[What you have to do]
What follows are records. Restate all of them word for word.

Stored data
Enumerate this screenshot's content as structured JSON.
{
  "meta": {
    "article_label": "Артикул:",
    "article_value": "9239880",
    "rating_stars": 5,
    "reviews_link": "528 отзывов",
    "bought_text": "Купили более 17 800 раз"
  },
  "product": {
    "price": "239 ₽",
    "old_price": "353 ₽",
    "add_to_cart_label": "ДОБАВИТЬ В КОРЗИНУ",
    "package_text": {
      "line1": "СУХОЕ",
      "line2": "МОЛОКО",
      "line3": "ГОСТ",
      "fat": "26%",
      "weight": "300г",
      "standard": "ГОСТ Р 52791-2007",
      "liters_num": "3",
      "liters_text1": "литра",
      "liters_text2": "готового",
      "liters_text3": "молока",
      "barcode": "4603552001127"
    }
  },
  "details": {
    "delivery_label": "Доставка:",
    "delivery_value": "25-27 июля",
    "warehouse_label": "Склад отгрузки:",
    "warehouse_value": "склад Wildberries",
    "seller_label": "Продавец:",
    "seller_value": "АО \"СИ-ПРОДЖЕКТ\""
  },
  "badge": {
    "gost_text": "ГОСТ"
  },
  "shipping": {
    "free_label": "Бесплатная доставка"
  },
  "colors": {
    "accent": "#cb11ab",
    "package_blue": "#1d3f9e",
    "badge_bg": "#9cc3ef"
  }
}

[Expected output]
Enumerate this screenshot's content as structured JSON.
{
  "meta": {
    "article_label": "Артикул:",
    "article_value": "9239880",
    "rating_stars": 5,
    "reviews_link": "528 отзывов",
    "bought_text": "Купили более 17 800 раз"
  },
  "product": {
    "price": "239 ₽",
    "old_price": "353 ₽",
    "add_to_cart_label": "ДОБАВИТЬ В КОРЗИНУ",
    "package_text": {
      "line1": "СУХОЕ",
      "line2": "МОЛОКО",
      "line3": "ГОСТ",
      "fat": "26%",
      "weight": "300г",
      "standard": "ГОСТ Р 52791-2007",
      "liters_num": "3",
      "liters_text1": "литра",
      "liters_text2": "готового",
      "liters_text3": "молока",
      "barcode": "4603552001127"
    }
  },
  "details": {
    "delivery_label": "Доставка:",
    "delivery_value": "25-27 июля",
    "warehouse_label": "Склад отгрузки:",
    "warehouse_value": "склад Wildberries",
    "seller_label": "Продавец:",
    "seller_value": "АО \"СИ-ПРОДЖЕКТ\""
  },
  "badge": {
    "gost_text": "ГОСТ"
  },
  "shipping": {
    "free_label": "Бесплатная доставка"
  },
  "colors": {
    "accent": "#cb11ab",
    "package_blue": "#1d3f9e",
    "badge_bg": "#9cc3ef"
  }
}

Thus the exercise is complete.